--- Aim ---
Return the count of lines that hold the string "Jobless", with no other words.

--- Provided records ---

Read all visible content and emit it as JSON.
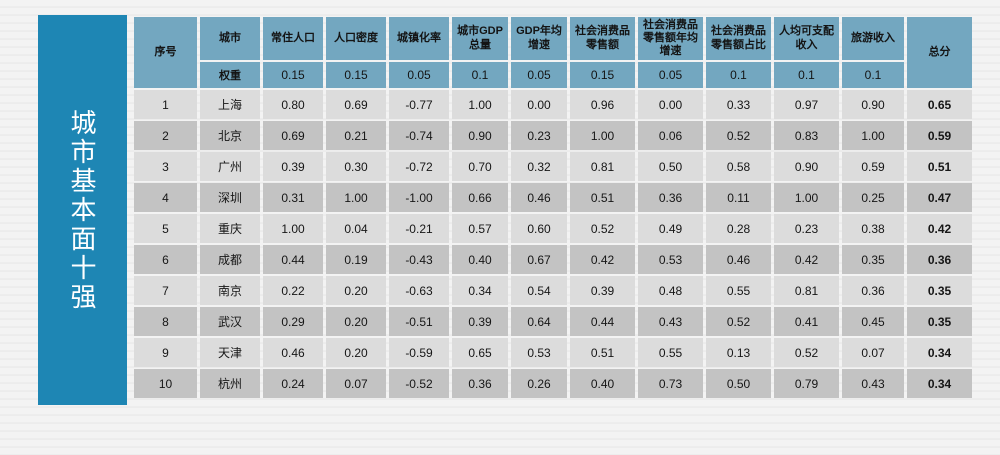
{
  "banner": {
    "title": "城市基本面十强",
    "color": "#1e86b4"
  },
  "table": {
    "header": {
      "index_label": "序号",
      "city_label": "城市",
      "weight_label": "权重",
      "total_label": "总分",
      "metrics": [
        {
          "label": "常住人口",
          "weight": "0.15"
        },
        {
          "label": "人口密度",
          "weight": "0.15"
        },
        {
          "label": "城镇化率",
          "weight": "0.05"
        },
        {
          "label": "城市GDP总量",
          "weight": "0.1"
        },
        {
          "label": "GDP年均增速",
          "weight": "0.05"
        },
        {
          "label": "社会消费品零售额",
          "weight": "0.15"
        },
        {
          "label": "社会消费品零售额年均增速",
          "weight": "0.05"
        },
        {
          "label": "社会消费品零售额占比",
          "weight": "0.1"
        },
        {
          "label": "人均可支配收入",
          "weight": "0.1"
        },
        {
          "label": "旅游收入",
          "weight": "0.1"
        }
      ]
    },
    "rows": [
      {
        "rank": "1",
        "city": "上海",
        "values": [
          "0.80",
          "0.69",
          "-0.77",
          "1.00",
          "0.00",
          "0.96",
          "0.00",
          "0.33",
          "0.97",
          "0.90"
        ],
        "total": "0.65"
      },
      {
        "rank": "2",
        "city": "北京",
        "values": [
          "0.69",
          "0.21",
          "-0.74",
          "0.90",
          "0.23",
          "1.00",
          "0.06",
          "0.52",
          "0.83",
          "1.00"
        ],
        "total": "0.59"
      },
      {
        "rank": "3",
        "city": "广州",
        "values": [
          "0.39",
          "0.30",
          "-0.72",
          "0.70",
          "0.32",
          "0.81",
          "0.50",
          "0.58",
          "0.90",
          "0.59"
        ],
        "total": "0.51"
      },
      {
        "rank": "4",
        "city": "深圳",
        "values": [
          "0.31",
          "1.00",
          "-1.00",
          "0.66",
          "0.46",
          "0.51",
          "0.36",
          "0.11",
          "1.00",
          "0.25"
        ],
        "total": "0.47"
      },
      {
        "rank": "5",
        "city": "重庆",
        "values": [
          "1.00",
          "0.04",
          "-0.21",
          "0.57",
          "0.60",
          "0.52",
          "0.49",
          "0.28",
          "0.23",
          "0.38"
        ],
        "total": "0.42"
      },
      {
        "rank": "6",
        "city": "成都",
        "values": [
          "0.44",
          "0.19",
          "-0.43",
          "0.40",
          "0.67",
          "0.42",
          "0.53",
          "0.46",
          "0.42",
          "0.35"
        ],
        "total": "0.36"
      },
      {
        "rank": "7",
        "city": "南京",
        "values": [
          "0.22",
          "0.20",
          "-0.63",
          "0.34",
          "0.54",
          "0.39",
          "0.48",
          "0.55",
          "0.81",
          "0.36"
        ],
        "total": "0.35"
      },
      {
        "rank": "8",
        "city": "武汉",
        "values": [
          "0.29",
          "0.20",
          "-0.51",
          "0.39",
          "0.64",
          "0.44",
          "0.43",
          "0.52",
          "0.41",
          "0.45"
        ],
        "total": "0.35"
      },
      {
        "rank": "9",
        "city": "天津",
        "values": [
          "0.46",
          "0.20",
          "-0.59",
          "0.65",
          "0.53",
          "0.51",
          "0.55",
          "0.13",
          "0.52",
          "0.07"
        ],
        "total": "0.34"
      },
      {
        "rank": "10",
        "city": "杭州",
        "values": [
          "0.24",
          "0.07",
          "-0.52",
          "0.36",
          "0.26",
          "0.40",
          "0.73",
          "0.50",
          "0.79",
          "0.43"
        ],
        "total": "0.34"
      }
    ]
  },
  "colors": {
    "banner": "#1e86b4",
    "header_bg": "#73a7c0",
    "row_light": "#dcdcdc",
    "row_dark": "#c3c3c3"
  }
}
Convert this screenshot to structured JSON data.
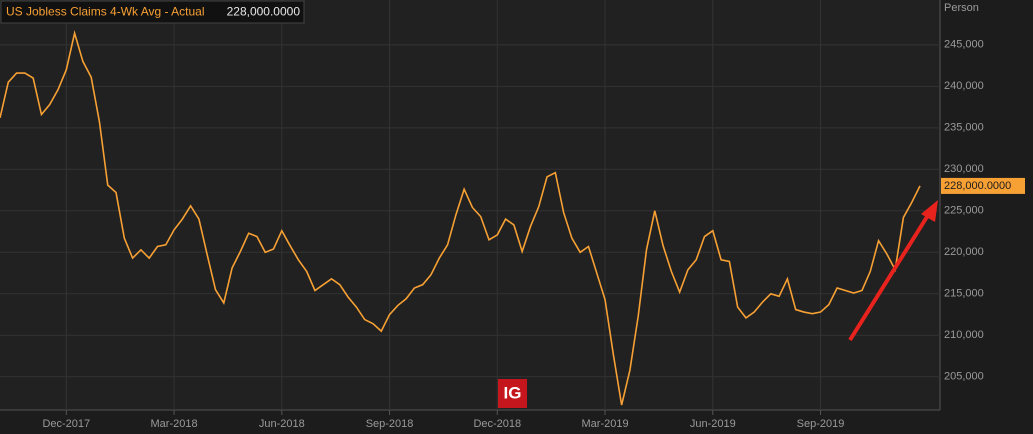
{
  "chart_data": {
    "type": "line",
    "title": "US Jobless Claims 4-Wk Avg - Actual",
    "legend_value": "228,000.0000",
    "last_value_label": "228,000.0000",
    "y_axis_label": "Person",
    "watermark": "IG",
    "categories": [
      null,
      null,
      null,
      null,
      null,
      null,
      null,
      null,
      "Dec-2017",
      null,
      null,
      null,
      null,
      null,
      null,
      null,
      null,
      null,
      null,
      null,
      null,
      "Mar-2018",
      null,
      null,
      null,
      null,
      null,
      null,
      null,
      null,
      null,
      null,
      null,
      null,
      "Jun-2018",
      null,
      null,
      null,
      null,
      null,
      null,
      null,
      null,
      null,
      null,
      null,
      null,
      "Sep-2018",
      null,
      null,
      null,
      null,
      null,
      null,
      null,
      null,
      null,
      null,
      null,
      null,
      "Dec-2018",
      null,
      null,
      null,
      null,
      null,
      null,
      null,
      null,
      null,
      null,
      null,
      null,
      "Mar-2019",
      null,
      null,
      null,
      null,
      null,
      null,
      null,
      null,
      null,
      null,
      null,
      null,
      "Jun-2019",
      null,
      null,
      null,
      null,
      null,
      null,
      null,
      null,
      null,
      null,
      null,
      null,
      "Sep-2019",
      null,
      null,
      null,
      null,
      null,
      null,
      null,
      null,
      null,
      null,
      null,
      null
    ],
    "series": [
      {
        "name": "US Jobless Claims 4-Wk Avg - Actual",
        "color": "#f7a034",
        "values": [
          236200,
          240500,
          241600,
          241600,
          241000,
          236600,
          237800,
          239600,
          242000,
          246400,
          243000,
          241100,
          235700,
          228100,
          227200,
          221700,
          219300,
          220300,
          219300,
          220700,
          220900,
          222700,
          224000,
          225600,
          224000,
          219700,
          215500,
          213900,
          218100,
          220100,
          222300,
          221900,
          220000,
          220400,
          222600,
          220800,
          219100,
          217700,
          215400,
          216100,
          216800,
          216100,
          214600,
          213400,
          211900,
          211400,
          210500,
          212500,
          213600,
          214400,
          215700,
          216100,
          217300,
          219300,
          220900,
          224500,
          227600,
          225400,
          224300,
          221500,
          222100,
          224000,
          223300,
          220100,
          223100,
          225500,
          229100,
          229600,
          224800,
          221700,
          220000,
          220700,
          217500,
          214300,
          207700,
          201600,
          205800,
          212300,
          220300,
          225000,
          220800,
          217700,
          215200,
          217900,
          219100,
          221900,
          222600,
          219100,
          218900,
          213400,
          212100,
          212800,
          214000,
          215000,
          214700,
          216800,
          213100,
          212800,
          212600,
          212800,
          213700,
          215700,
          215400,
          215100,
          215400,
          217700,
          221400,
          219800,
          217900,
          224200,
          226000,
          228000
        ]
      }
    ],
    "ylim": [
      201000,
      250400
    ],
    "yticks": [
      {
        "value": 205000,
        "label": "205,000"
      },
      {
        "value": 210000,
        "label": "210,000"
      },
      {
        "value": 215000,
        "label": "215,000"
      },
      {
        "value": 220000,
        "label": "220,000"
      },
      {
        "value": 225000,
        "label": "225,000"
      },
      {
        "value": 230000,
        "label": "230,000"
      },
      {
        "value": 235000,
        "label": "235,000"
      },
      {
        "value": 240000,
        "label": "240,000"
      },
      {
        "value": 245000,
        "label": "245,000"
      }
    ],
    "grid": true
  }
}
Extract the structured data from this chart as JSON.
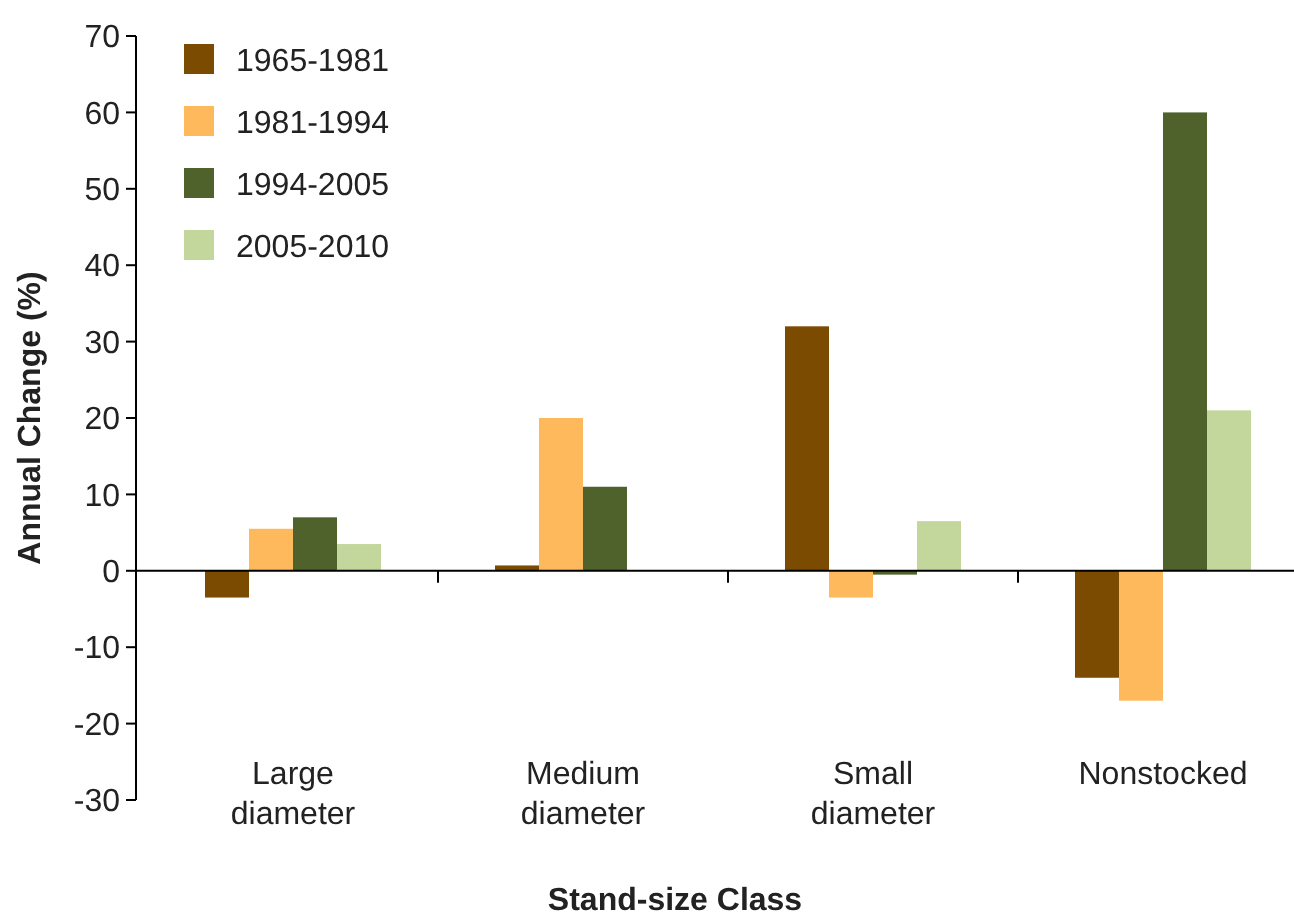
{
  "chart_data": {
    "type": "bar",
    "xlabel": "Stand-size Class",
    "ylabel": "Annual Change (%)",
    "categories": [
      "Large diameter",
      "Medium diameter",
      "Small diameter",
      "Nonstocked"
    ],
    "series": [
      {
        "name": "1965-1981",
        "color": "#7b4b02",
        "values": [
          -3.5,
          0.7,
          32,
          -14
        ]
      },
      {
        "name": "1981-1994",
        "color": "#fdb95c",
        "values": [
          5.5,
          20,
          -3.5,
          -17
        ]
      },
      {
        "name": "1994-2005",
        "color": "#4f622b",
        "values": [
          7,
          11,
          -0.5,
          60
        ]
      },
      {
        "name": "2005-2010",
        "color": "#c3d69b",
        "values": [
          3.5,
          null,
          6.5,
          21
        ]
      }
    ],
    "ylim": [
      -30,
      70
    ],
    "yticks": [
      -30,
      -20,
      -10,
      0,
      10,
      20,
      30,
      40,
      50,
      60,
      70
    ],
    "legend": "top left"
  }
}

--- The response ---
2